**Work instructions:** Return the listing below unchanged, minus its pictures.

Stored data entries
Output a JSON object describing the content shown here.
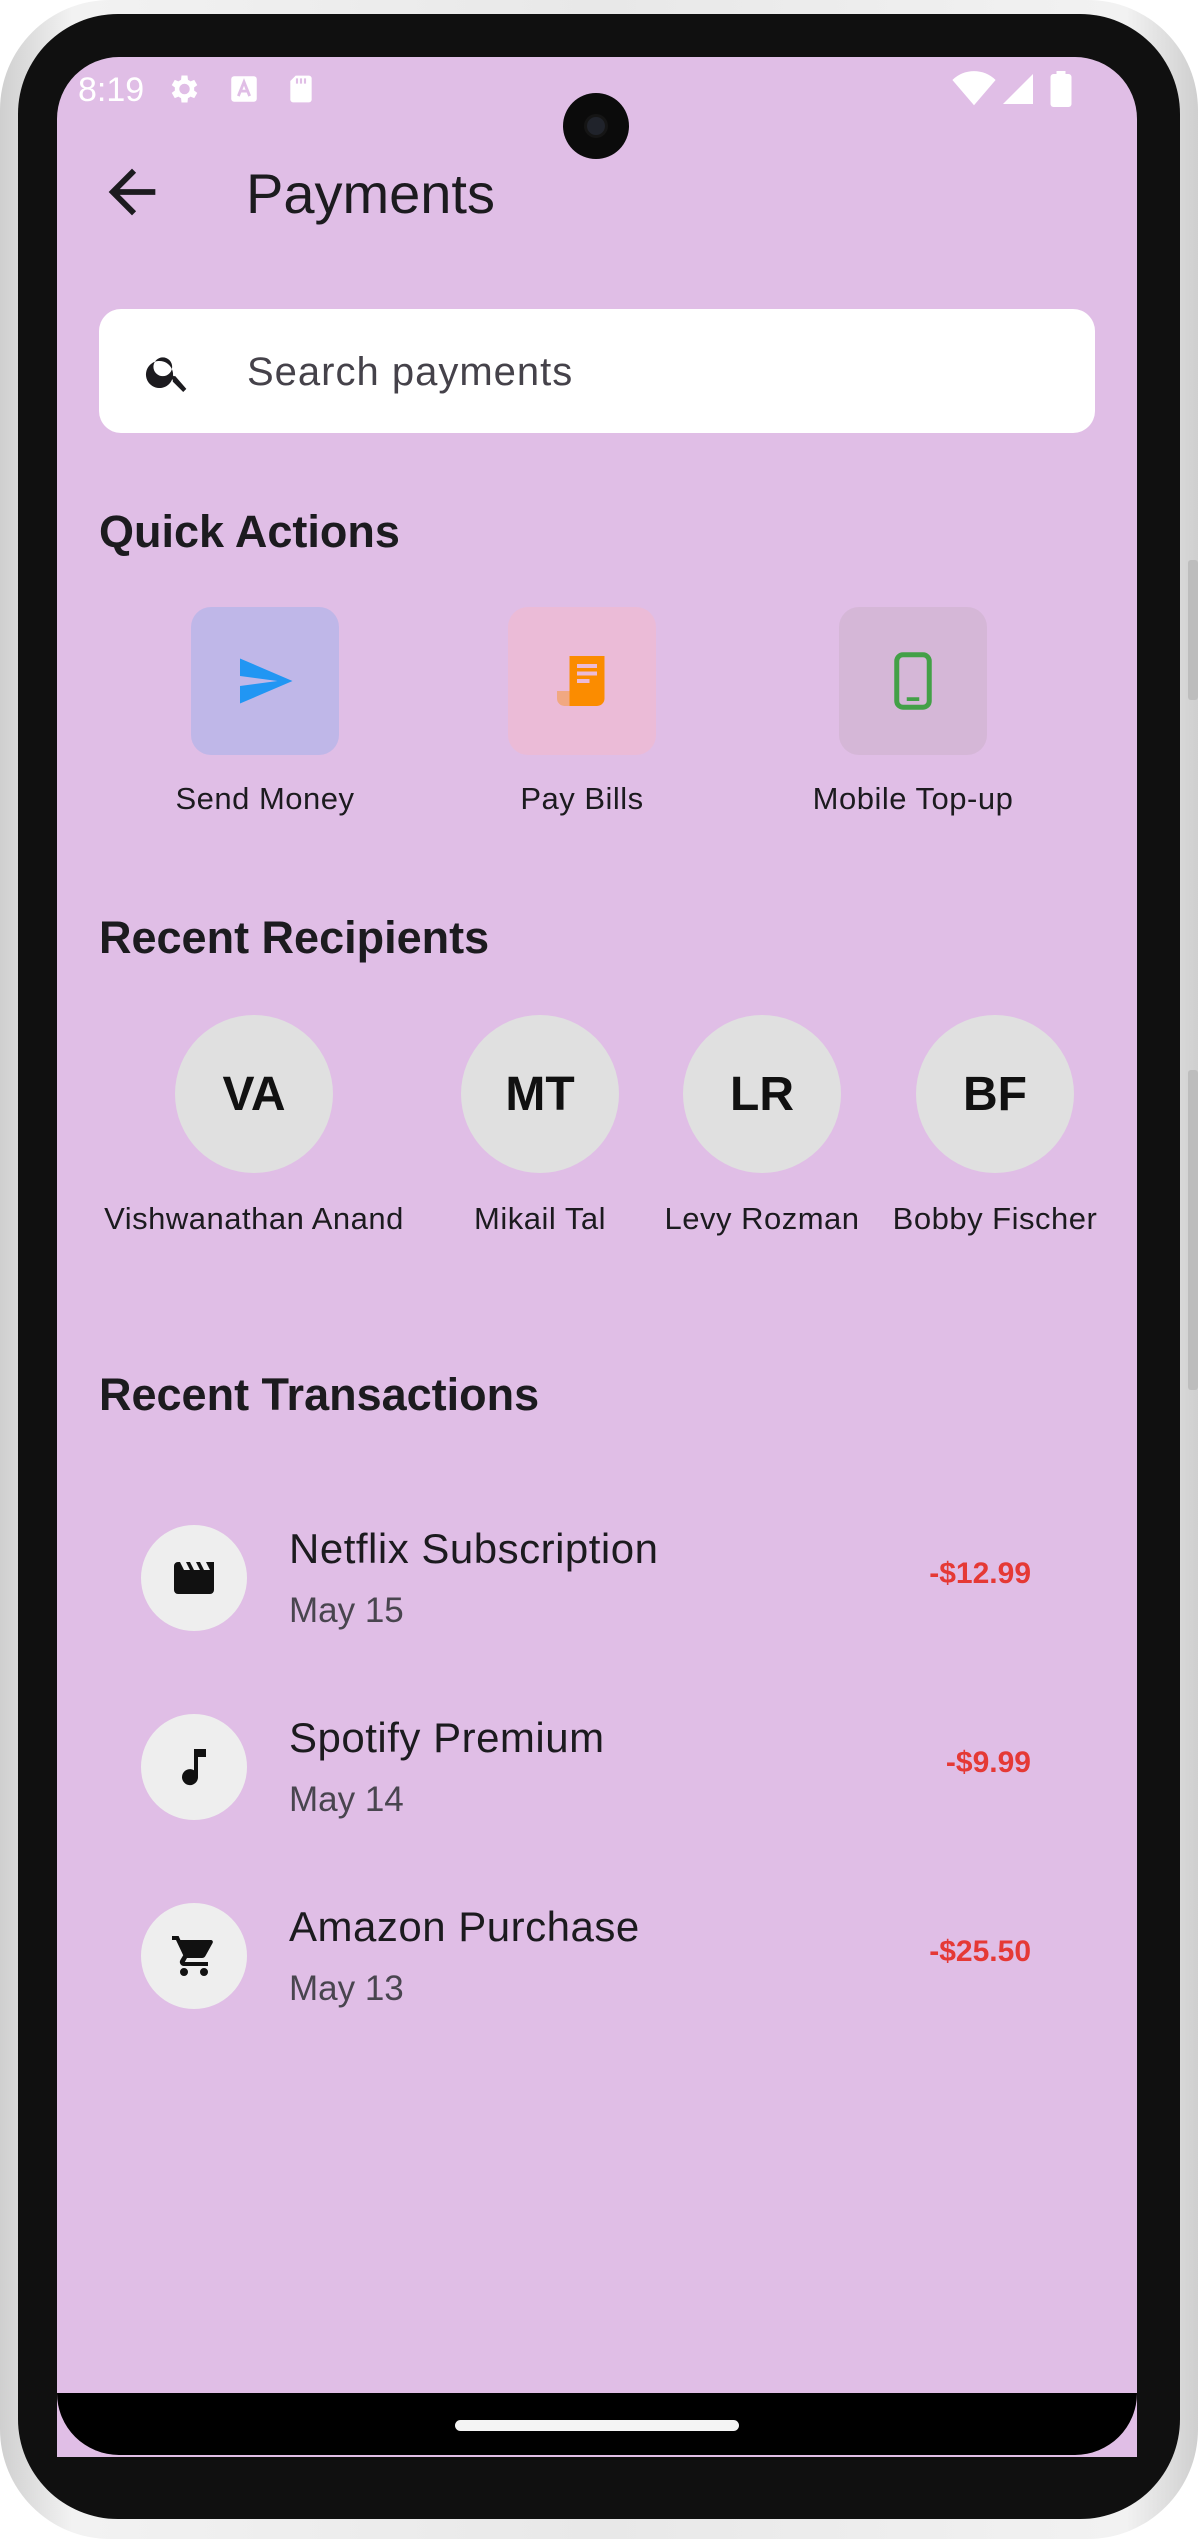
{
  "status_bar": {
    "time": "8:19",
    "icons": [
      "gear-icon",
      "text-a-icon",
      "sd-card-icon",
      "wifi-icon",
      "signal-icon",
      "battery-icon"
    ]
  },
  "header": {
    "back_icon": "arrow-back-icon",
    "title": "Payments"
  },
  "search": {
    "placeholder": "Search payments",
    "value": "",
    "icon": "search-icon"
  },
  "quick_actions": {
    "title": "Quick Actions",
    "items": [
      {
        "label": "Send Money",
        "icon": "send-icon",
        "tile_color": "#bfb7e8",
        "icon_color": "#2196f3"
      },
      {
        "label": "Pay Bills",
        "icon": "receipt-icon",
        "tile_color": "#ebbbd7",
        "icon_color": "#fb8c00"
      },
      {
        "label": "Mobile Top-up",
        "icon": "smartphone-icon",
        "tile_color": "#d5b7d7",
        "icon_color": "#43a047"
      }
    ]
  },
  "recent_recipients": {
    "title": "Recent Recipients",
    "items": [
      {
        "initials": "VA",
        "name": "Vishwanathan Anand"
      },
      {
        "initials": "MT",
        "name": "Mikail Tal"
      },
      {
        "initials": "LR",
        "name": "Levy Rozman"
      },
      {
        "initials": "BF",
        "name": "Bobby Fischer"
      }
    ]
  },
  "recent_transactions": {
    "title": "Recent Transactions",
    "items": [
      {
        "name": "Netflix Subscription",
        "date": "May 15",
        "amount": "-$12.99",
        "icon": "movie-icon"
      },
      {
        "name": "Spotify Premium",
        "date": "May 14",
        "amount": "-$9.99",
        "icon": "music-note-icon"
      },
      {
        "name": "Amazon Purchase",
        "date": "May 13",
        "amount": "-$25.50",
        "icon": "shopping-cart-icon"
      }
    ]
  },
  "colors": {
    "background": "#e0bee6",
    "amount_negative": "#e53935",
    "text_primary": "#1c1b1f"
  }
}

**Answer to this exercise:**
Output a JSON object describing the content shown here.
{
  "status_bar": {
    "time": "8:19",
    "icons": [
      "gear-icon",
      "text-a-icon",
      "sd-card-icon",
      "wifi-icon",
      "signal-icon",
      "battery-icon"
    ]
  },
  "header": {
    "back_icon": "arrow-back-icon",
    "title": "Payments"
  },
  "search": {
    "placeholder": "Search payments",
    "value": "",
    "icon": "search-icon"
  },
  "quick_actions": {
    "title": "Quick Actions",
    "items": [
      {
        "label": "Send Money",
        "icon": "send-icon",
        "tile_color": "#bfb7e8",
        "icon_color": "#2196f3"
      },
      {
        "label": "Pay Bills",
        "icon": "receipt-icon",
        "tile_color": "#ebbbd7",
        "icon_color": "#fb8c00"
      },
      {
        "label": "Mobile Top-up",
        "icon": "smartphone-icon",
        "tile_color": "#d5b7d7",
        "icon_color": "#43a047"
      }
    ]
  },
  "recent_recipients": {
    "title": "Recent Recipients",
    "items": [
      {
        "initials": "VA",
        "name": "Vishwanathan Anand"
      },
      {
        "initials": "MT",
        "name": "Mikail Tal"
      },
      {
        "initials": "LR",
        "name": "Levy Rozman"
      },
      {
        "initials": "BF",
        "name": "Bobby Fischer"
      }
    ]
  },
  "recent_transactions": {
    "title": "Recent Transactions",
    "items": [
      {
        "name": "Netflix Subscription",
        "date": "May 15",
        "amount": "-$12.99",
        "icon": "movie-icon"
      },
      {
        "name": "Spotify Premium",
        "date": "May 14",
        "amount": "-$9.99",
        "icon": "music-note-icon"
      },
      {
        "name": "Amazon Purchase",
        "date": "May 13",
        "amount": "-$25.50",
        "icon": "shopping-cart-icon"
      }
    ]
  },
  "colors": {
    "background": "#e0bee6",
    "amount_negative": "#e53935",
    "text_primary": "#1c1b1f"
  }
}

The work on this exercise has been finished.